◆ Required work
Everything in the data should be repeated exactly, save for the images.

[Collected data]
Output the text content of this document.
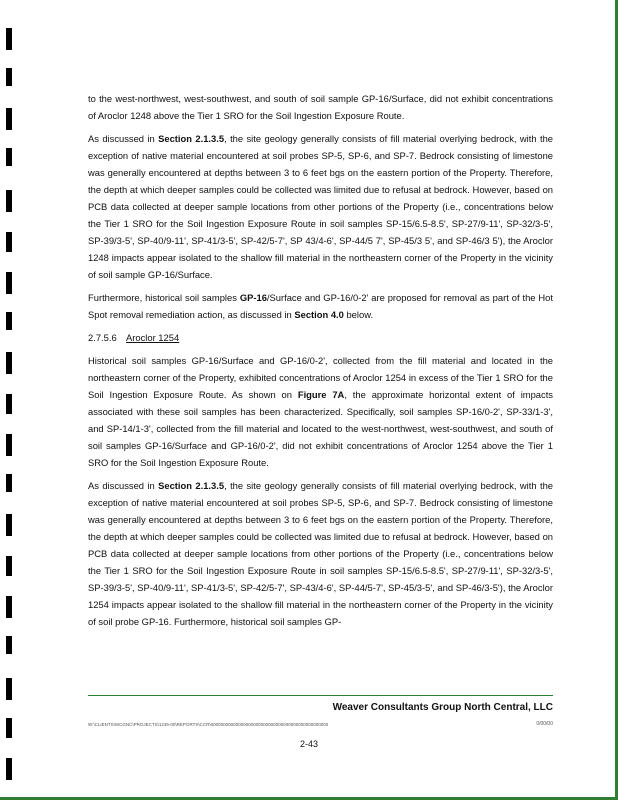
to the west-northwest, west-southwest, and south of soil sample GP-16/Surface, did not exhibit concentrations of Aroclor 1248 above the Tier 1 SRO for the Soil Ingestion Exposure Route.

As discussed in Section 2.1.3.5, the site geology generally consists of fill material overlying bedrock, with the exception of native material encountered at soil probes SP-5, SP-6, and SP-7. Bedrock consisting of limestone was generally encountered at depths between 3 to 6 feet bgs on the eastern portion of the Property. Therefore, the depth at which deeper samples could be collected was limited due to refusal at bedrock. However, based on PCB data collected at deeper sample locations from other portions of the Property (i.e., concentrations below the Tier 1 SRO for the Soil Ingestion Exposure Route in soil samples SP-15/6.5-8.5', SP-27/9-11', SP-32/3-5', SP-39/3-5', SP-40/9-11', SP-41/3-5', SP-42/5-7', SP 43/4-6', SP-44/5 7', SP-45/3 5', and SP-46/3 5'), the Aroclor 1248 impacts appear isolated to the shallow fill material in the northeastern corner of the Property in the vicinity of soil sample GP-16/Surface.

Furthermore, historical soil samples GP-16/Surface and GP-16/0-2' are proposed for removal as part of the Hot Spot removal remediation action, as discussed in Section 4.0 below.

2.7.5.6 Aroclor 1254

Historical soil samples GP-16/Surface and GP-16/0-2', collected from the fill material and located in the northeastern corner of the Property, exhibited concentrations of Aroclor 1254 in excess of the Tier 1 SRO for the Soil Ingestion Exposure Route. As shown on Figure 7A, the approximate horizontal extent of impacts associated with these soil samples has been characterized. Specifically, soil samples SP-16/0-2', SP-33/1-3', and SP-14/1-3', collected from the fill material and located to the west-northwest, west-southwest, and south of soil samples GP-16/Surface and GP-16/0-2', did not exhibit concentrations of Aroclor 1254 above the Tier 1 SRO for the Soil Ingestion Exposure Route.

As discussed in Section 2.1.3.5, the site geology generally consists of fill material overlying bedrock, with the exception of native material encountered at soil probes SP-5, SP-6, and SP-7. Bedrock consisting of limestone was generally encountered at depths between 3 to 6 feet bgs on the eastern portion of the Property. Therefore, the depth at which deeper samples could be collected was limited due to refusal at bedrock. However, based on PCB data collected at deeper sample locations from other portions of the Property (i.e., concentrations below the Tier 1 SRO for the Soil Ingestion Exposure Route in soil samples SP-15/6.5-8.5', SP-27/9-11', SP-32/3-5', SP-39/3-5', SP-40/9-11', SP-41/3-5', SP-42/5-7', SP-43/4-6', SP-44/5-7', SP-45/3-5', and SP-46/3-5'), the Aroclor 1254 impacts appear isolated to the shallow fill material in the northeastern corner of the Property in the vicinity of soil probe GP-16. Furthermore, historical soil samples GP-

Weaver Consultants Group North Central, LLC
W:\CLIENTS\WCGNC\PROJECTS\1235-00\REPORTS\CCR\00000000000000000000000000000000000000000000000	0/00/00
2-43
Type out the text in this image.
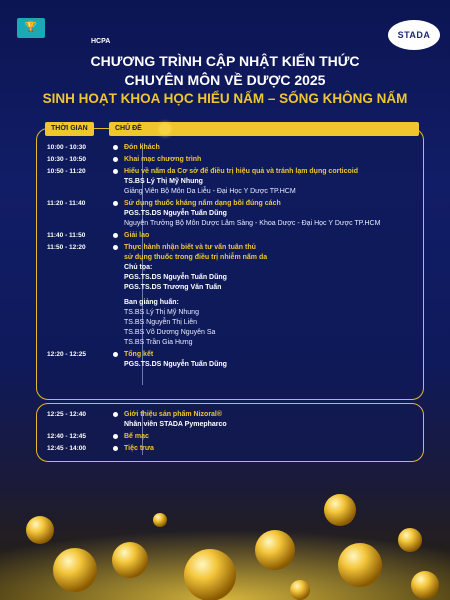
🏆
HCPA
STADA
CHƯƠNG TRÌNH CẬP NHẬT KIẾN THỨC
CHUYÊN MÔN VỀ DƯỢC 2025
SINH HOẠT KHOA HỌC HIỂU NẤM – SỐNG KHÔNG NẤM
THỜI GIAN	CHỦ ĐỀ
10:00 - 10:30	Đón khách
10:30 - 10:50	Khai mạc chương trình
10:50 - 11:20	Hiểu về nấm da Cơ sở để điều trị hiệu quả và tránh lạm dụng corticoid
TS.BS Lý Thị Mỹ Nhung
Giảng Viên Bộ Môn Da Liễu - Đại Học Y Dược TP.HCM
11:20 - 11:40	Sử dụng thuốc kháng nấm dạng bôi đúng cách
PGS.TS.DS Nguyễn Tuấn Dũng
Nguyên Trưởng Bộ Môn Dược Lâm Sàng - Khoa Dược - Đại Học Y Dược TP.HCM
11:40 - 11:50	Giải lao
11:50 - 12:20	Thực hành nhận biết và tư vấn tuân thủ
sử dụng thuốc trong điều trị nhiễm nấm da
Chủ tọa:
PGS.TS.DS Nguyễn Tuấn Dũng
PGS.TS.DS Trương Văn Tuấn
Ban giảng huấn:
TS.BS Lý Thị Mỹ Nhung
TS.BS Nguyễn Thị Liên
TS.BS Võ Dương Nguyên Sa
TS.BS Trần Gia Hưng
12:20 - 12:25	Tổng kết
PGS.TS.DS Nguyễn Tuấn Dũng
12:25 - 12:40	Giới thiệu sản phẩm Nizoral®
Nhân viên STADA Pymepharco
12:40 - 12:45	Bế mạc
12:45 - 14:00	Tiệc trưa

◆ Task response
Output the text content of this document.
to the west-northwest, west-southwest, and south of soil sample GP-16/Surface, did not exhibit concentrations of Aroclor 1248 above the Tier 1 SRO for the Soil Ingestion Exposure Route.

As discussed in Section 2.1.3.5, the site geology generally consists of fill material overlying bedrock, with the exception of native material encountered at soil probes SP-5, SP-6, and SP-7. Bedrock consisting of limestone was generally encountered at depths between 3 to 6 feet bgs on the eastern portion of the Property. Therefore, the depth at which deeper samples could be collected was limited due to refusal at bedrock. However, based on PCB data collected at deeper sample locations from other portions of the Property (i.e., concentrations below the Tier 1 SRO for the Soil Ingestion Exposure Route in soil samples SP-15/6.5-8.5', SP-27/9-11', SP-32/3-5', SP-39/3-5', SP-40/9-11', SP-41/3-5', SP-42/5-7', SP 43/4-6', SP-44/5 7', SP-45/3 5', and SP-46/3 5'), the Aroclor 1248 impacts appear isolated to the shallow fill material in the northeastern corner of the Property in the vicinity of soil sample GP-16/Surface.

Furthermore, historical soil samples GP-16/Surface and GP-16/0-2' are proposed for removal as part of the Hot Spot removal remediation action, as discussed in Section 4.0 below.

2.7.5.6 Aroclor 1254

Historical soil samples GP-16/Surface and GP-16/0-2', collected from the fill material and located in the northeastern corner of the Property, exhibited concentrations of Aroclor 1254 in excess of the Tier 1 SRO for the Soil Ingestion Exposure Route. As shown on Figure 7A, the approximate horizontal extent of impacts associated with these soil samples has been characterized. Specifically, soil samples SP-16/0-2', SP-33/1-3', and SP-14/1-3', collected from the fill material and located to the west-northwest, west-southwest, and south of soil samples GP-16/Surface and GP-16/0-2', did not exhibit concentrations of Aroclor 1254 above the Tier 1 SRO for the Soil Ingestion Exposure Route.

As discussed in Section 2.1.3.5, the site geology generally consists of fill material overlying bedrock, with the exception of native material encountered at soil probes SP-5, SP-6, and SP-7. Bedrock consisting of limestone was generally encountered at depths between 3 to 6 feet bgs on the eastern portion of the Property. Therefore, the depth at which deeper samples could be collected was limited due to refusal at bedrock. However, based on PCB data collected at deeper sample locations from other portions of the Property (i.e., concentrations below the Tier 1 SRO for the Soil Ingestion Exposure Route in soil samples SP-15/6.5-8.5', SP-27/9-11', SP-32/3-5', SP-39/3-5', SP-40/9-11', SP-41/3-5', SP-42/5-7', SP-43/4-6', SP-44/5-7', SP-45/3-5', and SP-46/3-5'), the Aroclor 1254 impacts appear isolated to the shallow fill material in the northeastern corner of the Property in the vicinity of soil probe GP-16. Furthermore, historical soil samples GP-

Weaver Consultants Group North Central, LLC
W:\CLIENTS\WCGNC\PROJECTS\1235-00\REPORTS\CCR\00000000000000000000000000000000000000000000000	0/00/00
2-43
Type out the text in this image.
🏆
HCPA
STADA
CHƯƠNG TRÌNH CẬP NHẬT KIẾN THỨC
CHUYÊN MÔN VỀ DƯỢC 2025
SINH HOẠT KHOA HỌC HIỂU NẤM – SỐNG KHÔNG NẤM
THỜI GIAN	CHỦ ĐỀ
10:00 - 10:30	Đón khách
10:30 - 10:50	Khai mạc chương trình
10:50 - 11:20	Hiểu về nấm da Cơ sở để điều trị hiệu quả và tránh lạm dụng corticoid
TS.BS Lý Thị Mỹ Nhung
Giảng Viên Bộ Môn Da Liễu - Đại Học Y Dược TP.HCM
11:20 - 11:40	Sử dụng thuốc kháng nấm dạng bôi đúng cách
PGS.TS.DS Nguyễn Tuấn Dũng
Nguyên Trưởng Bộ Môn Dược Lâm Sàng - Khoa Dược - Đại Học Y Dược TP.HCM
11:40 - 11:50	Giải lao
11:50 - 12:20	Thực hành nhận biết và tư vấn tuân thủ
sử dụng thuốc trong điều trị nhiễm nấm da
Chủ tọa:
PGS.TS.DS Nguyễn Tuấn Dũng
PGS.TS.DS Trương Văn Tuấn
Ban giảng huấn:
TS.BS Lý Thị Mỹ Nhung
TS.BS Nguyễn Thị Liên
TS.BS Võ Dương Nguyên Sa
TS.BS Trần Gia Hưng
12:20 - 12:25	Tổng kết
PGS.TS.DS Nguyễn Tuấn Dũng
12:25 - 12:40	Giới thiệu sản phẩm Nizoral®
Nhân viên STADA Pymepharco
12:40 - 12:45	Bế mạc
12:45 - 14:00	Tiệc trưa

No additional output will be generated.